● **EXERCISE MATERIALS**
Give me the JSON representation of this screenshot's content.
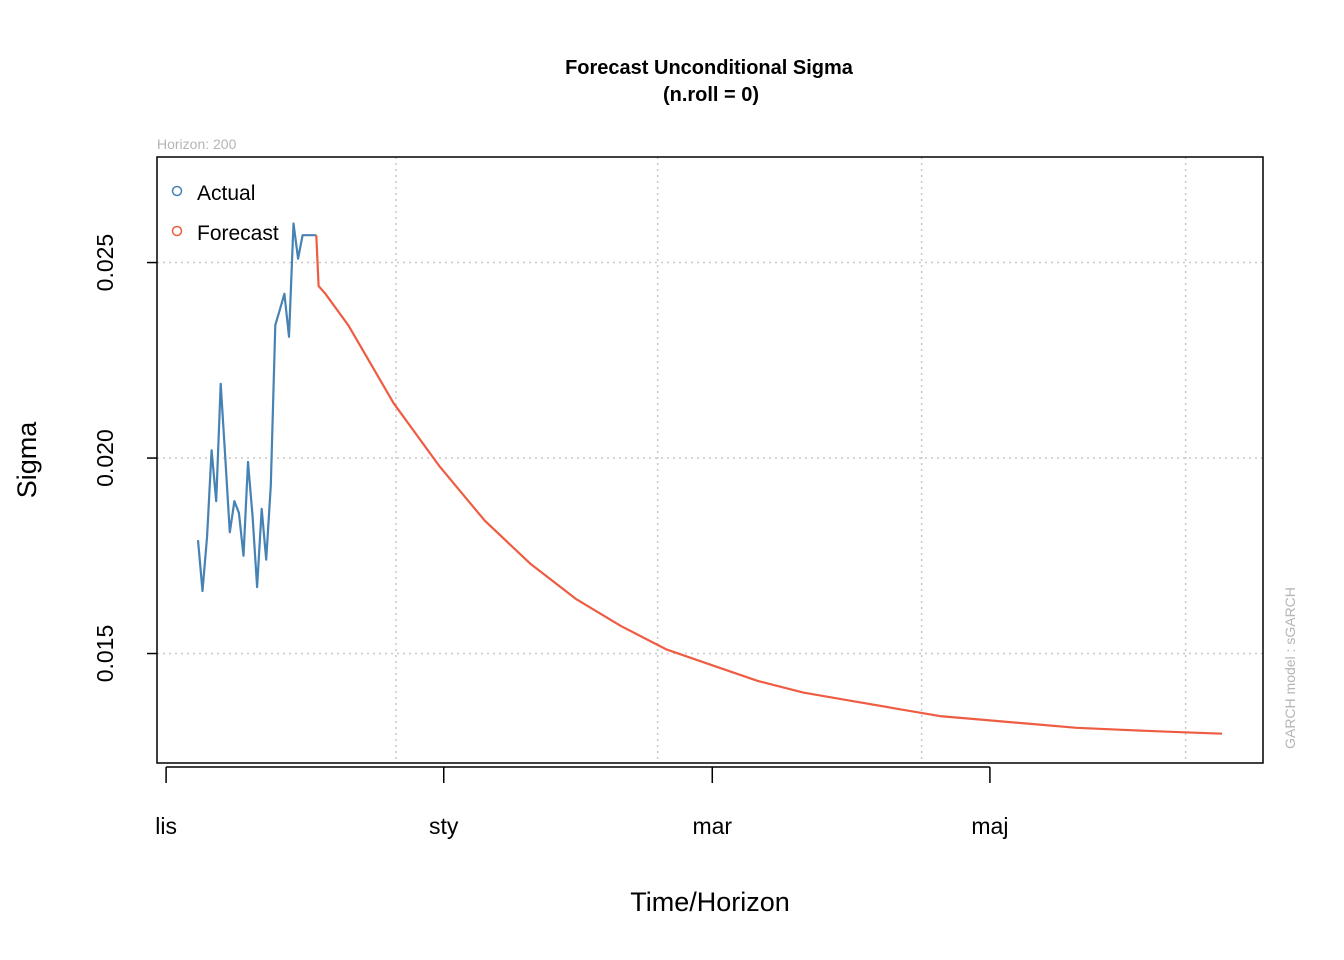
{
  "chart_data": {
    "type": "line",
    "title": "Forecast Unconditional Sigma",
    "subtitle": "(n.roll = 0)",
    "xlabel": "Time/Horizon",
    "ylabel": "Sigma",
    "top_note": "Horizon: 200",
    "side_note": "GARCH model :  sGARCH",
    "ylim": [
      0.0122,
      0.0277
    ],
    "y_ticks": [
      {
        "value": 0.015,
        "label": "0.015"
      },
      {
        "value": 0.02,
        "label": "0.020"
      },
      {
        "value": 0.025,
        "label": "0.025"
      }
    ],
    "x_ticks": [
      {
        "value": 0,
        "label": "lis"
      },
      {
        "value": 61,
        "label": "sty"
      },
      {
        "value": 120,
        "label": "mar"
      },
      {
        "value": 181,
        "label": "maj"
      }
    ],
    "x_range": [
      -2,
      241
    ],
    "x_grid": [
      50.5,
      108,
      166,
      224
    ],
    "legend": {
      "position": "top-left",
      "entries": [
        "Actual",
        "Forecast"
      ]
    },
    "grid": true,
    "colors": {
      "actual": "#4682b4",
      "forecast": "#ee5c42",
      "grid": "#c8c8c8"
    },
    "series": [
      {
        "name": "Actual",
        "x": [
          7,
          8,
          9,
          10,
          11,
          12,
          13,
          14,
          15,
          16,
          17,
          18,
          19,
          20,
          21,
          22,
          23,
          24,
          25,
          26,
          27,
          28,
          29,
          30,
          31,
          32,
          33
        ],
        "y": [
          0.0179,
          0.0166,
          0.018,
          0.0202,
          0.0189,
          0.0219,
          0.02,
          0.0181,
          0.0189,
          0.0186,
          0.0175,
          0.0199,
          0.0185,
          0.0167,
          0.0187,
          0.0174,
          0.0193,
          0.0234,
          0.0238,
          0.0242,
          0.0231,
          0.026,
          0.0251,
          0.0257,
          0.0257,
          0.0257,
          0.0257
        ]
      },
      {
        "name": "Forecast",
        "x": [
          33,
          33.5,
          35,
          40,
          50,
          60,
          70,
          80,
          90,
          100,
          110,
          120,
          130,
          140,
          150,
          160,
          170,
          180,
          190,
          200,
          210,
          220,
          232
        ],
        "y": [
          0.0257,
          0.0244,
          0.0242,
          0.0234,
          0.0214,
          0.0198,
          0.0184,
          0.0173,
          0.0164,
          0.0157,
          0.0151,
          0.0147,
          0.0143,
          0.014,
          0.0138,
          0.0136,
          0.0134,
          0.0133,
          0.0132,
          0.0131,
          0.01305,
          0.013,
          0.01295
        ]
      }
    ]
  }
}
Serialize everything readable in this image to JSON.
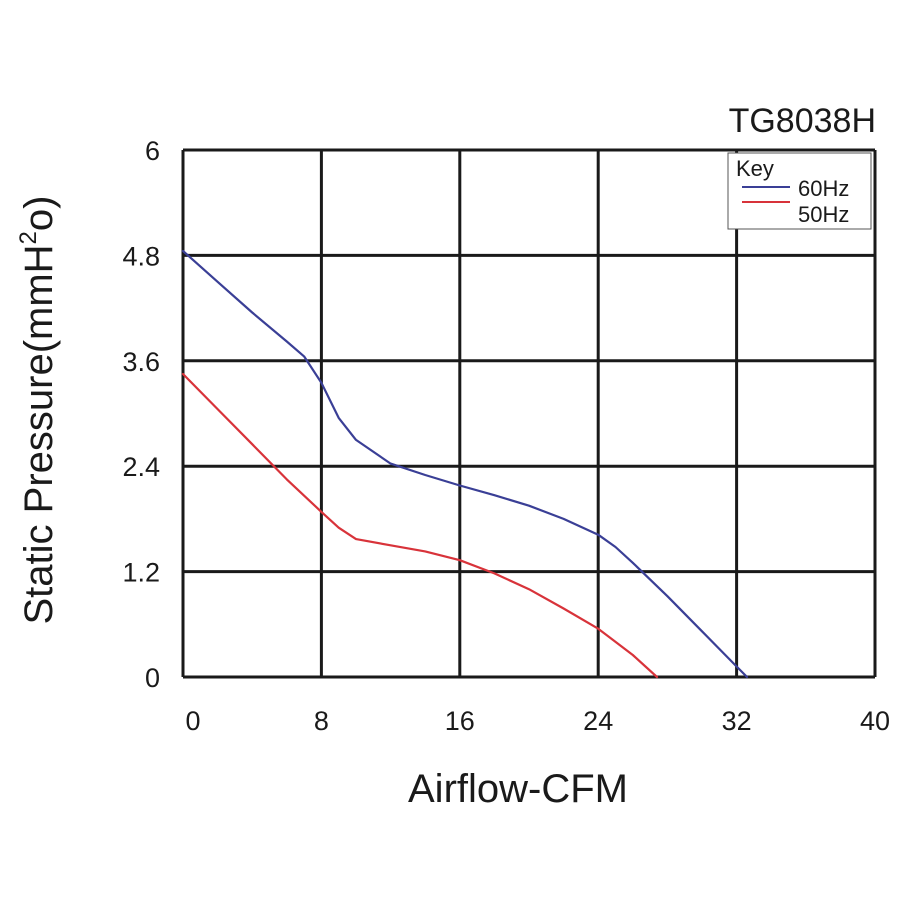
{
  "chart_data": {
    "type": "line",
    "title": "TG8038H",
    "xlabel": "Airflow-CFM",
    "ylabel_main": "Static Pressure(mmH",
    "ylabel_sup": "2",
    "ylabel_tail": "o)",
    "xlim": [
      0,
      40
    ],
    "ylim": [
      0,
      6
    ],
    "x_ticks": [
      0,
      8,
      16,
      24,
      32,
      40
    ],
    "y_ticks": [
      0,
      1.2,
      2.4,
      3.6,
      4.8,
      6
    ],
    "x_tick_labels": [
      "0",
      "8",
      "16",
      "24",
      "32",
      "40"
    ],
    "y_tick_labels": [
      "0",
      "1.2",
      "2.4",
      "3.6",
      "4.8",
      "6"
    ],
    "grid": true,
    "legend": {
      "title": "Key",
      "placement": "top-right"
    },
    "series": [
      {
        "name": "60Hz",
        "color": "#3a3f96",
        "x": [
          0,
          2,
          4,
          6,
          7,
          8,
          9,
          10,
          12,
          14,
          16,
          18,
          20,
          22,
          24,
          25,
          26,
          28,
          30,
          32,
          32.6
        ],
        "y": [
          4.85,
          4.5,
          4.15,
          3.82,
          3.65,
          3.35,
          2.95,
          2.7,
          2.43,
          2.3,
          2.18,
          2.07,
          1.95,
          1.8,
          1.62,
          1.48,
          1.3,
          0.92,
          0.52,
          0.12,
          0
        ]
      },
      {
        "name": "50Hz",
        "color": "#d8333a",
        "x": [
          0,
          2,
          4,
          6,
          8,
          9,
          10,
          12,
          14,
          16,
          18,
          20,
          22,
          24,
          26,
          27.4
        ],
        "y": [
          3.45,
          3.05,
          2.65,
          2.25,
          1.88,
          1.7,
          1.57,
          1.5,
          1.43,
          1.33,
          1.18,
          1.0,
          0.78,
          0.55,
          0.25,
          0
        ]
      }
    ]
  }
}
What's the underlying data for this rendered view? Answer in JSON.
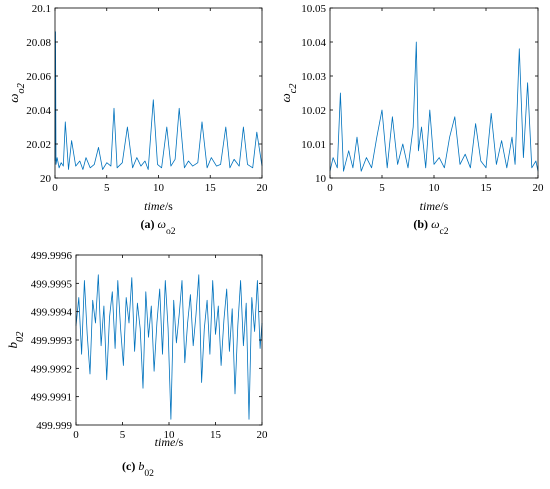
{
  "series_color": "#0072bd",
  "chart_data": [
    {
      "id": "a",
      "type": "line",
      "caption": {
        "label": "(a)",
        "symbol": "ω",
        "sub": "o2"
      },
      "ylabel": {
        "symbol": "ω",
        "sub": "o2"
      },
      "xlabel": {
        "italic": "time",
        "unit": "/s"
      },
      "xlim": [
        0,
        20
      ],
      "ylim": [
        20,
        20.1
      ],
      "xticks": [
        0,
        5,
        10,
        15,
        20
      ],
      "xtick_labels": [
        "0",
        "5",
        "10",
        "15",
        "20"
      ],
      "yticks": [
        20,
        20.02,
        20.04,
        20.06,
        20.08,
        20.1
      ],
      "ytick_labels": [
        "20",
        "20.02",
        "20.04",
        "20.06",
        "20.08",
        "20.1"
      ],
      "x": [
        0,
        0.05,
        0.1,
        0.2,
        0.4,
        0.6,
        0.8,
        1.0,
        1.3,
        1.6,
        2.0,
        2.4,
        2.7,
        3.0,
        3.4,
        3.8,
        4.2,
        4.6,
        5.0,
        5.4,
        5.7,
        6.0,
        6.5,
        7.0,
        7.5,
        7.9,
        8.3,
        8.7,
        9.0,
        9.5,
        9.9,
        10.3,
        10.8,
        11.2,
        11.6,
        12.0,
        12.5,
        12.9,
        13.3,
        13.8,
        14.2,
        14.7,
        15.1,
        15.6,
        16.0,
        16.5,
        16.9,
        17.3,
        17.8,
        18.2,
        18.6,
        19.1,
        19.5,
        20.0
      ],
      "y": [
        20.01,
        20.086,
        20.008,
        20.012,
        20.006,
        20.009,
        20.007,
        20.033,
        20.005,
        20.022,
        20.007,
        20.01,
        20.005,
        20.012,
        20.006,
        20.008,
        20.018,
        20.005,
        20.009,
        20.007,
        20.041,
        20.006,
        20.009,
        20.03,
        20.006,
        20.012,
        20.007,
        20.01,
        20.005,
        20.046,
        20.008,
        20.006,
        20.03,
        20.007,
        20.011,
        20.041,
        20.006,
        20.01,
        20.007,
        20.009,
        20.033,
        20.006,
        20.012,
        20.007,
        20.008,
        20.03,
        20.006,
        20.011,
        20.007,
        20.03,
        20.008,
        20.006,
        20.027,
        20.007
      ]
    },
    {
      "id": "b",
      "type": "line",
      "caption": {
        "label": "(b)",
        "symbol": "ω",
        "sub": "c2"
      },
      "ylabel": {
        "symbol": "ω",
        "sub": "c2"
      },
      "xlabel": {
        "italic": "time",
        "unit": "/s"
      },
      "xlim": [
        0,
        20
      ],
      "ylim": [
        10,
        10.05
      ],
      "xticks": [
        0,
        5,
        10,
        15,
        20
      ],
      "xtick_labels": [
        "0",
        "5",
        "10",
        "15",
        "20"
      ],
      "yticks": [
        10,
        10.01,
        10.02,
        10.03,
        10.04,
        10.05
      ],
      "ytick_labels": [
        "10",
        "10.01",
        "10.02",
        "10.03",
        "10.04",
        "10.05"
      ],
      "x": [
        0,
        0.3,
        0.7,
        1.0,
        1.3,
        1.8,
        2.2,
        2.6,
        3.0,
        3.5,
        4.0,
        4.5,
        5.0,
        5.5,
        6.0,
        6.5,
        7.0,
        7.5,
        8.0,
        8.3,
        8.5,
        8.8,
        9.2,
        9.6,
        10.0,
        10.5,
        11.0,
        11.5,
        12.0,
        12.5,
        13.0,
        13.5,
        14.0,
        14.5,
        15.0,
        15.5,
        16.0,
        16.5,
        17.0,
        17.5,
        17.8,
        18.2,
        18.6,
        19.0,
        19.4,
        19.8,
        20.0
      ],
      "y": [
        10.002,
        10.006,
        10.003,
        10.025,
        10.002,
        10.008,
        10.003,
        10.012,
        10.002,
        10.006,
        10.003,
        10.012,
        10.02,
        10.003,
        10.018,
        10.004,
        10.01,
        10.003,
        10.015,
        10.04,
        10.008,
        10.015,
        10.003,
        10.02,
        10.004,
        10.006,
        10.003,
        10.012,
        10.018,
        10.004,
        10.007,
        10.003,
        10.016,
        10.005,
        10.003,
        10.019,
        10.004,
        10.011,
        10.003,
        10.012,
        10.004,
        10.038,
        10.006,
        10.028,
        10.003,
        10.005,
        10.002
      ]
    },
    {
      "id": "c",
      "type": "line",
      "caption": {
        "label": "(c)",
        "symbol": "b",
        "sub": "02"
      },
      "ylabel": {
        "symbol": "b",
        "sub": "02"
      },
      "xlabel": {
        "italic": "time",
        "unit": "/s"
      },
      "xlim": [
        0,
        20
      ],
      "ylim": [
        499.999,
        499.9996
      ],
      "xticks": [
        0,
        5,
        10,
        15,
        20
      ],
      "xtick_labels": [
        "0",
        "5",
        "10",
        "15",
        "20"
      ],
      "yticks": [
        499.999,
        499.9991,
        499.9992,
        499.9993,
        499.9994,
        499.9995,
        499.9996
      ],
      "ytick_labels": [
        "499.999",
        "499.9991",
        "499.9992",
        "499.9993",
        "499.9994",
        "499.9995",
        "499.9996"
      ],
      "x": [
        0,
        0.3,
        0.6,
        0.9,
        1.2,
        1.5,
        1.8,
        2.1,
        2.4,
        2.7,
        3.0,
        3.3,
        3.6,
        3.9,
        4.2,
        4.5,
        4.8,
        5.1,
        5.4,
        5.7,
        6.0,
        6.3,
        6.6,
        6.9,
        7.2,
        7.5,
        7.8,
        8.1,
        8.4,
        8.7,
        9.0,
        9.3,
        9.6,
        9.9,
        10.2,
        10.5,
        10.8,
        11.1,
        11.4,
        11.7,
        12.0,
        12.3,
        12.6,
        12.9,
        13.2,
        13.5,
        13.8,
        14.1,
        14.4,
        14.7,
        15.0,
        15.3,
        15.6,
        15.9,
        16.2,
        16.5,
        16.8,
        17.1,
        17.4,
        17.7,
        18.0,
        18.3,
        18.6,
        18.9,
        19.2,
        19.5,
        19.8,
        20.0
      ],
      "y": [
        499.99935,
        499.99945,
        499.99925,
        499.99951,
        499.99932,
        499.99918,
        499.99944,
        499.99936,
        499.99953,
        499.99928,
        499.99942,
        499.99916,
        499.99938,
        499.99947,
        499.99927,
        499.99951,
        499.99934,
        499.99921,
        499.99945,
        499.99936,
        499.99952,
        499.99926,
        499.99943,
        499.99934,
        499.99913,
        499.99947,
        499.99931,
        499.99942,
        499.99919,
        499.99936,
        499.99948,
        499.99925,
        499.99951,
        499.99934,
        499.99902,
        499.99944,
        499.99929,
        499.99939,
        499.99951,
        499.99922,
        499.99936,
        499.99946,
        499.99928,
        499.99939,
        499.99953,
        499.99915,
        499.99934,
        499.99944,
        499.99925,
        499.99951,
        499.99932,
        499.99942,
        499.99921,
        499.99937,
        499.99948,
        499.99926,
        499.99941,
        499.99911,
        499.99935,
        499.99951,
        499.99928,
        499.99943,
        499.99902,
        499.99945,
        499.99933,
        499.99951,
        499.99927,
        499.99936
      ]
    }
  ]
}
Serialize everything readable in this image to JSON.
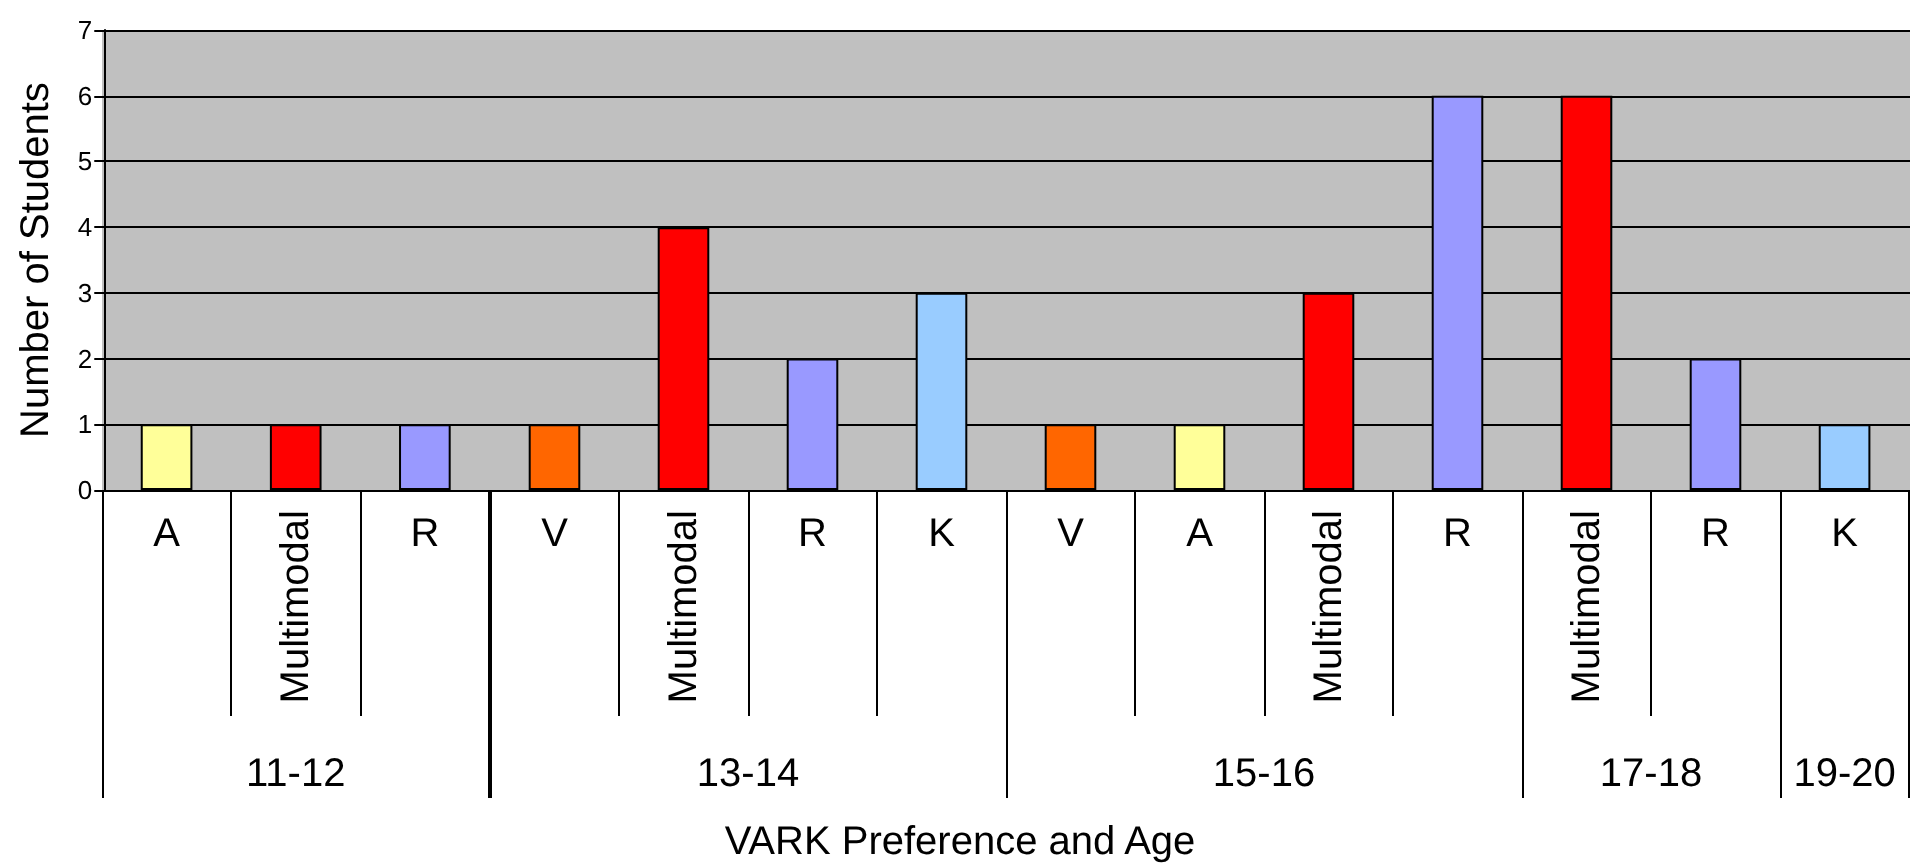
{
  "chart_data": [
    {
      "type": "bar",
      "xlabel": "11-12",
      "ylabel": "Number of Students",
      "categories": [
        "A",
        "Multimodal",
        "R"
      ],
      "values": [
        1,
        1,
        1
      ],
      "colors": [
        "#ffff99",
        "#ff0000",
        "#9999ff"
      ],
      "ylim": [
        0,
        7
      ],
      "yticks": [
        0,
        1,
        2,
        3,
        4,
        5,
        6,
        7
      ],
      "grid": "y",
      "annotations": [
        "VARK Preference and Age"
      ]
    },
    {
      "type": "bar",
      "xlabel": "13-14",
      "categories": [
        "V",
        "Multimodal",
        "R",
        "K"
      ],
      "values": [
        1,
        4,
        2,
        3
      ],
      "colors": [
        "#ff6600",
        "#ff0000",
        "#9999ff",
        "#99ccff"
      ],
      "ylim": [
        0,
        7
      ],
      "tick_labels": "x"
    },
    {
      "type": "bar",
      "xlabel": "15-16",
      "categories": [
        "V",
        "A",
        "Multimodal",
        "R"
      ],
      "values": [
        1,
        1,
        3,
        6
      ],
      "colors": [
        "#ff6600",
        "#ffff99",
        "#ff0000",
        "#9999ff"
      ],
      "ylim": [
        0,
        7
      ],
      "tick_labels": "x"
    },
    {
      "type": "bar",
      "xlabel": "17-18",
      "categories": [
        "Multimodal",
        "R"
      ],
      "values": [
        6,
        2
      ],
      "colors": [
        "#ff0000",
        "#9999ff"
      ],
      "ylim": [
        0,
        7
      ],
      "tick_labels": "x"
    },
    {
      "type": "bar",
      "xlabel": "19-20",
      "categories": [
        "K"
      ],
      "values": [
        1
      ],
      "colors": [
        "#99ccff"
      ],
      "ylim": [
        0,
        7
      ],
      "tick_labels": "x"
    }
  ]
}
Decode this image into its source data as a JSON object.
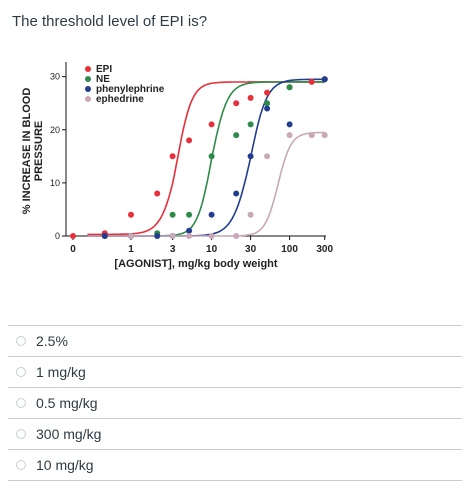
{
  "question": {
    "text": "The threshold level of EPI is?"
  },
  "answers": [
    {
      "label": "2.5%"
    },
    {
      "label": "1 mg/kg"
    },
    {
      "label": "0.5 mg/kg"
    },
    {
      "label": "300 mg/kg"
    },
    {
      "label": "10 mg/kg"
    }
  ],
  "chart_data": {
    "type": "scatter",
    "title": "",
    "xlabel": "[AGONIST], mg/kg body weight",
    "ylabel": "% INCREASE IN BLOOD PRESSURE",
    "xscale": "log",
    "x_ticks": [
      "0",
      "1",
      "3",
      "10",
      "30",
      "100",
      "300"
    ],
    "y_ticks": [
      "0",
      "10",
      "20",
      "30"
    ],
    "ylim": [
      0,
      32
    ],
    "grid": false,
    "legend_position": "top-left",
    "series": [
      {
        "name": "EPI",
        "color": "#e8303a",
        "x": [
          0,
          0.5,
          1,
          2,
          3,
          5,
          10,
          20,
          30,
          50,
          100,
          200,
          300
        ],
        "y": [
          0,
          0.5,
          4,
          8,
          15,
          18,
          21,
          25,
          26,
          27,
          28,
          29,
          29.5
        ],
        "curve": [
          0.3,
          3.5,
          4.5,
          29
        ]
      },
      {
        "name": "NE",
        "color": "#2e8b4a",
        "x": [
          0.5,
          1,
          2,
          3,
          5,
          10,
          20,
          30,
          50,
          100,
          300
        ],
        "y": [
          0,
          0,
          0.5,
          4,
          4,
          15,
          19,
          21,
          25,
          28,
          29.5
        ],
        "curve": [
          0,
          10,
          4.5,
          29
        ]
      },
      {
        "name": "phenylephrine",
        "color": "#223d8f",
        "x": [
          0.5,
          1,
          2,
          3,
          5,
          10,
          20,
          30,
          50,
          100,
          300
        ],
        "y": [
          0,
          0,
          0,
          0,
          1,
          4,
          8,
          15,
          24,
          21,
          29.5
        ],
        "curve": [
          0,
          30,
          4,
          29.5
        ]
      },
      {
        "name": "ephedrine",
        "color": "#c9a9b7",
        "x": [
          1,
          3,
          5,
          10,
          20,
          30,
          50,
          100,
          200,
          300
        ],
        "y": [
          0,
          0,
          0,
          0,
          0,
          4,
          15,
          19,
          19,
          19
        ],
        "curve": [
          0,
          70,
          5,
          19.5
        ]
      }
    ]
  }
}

● **REQUIRED WORK**
In the lines above, locate the string "left". Copy every line where it occurs.

● **SOLUTION TO THE EXERCISE**
      "position": "top-left",
    "legend_position": "top-left",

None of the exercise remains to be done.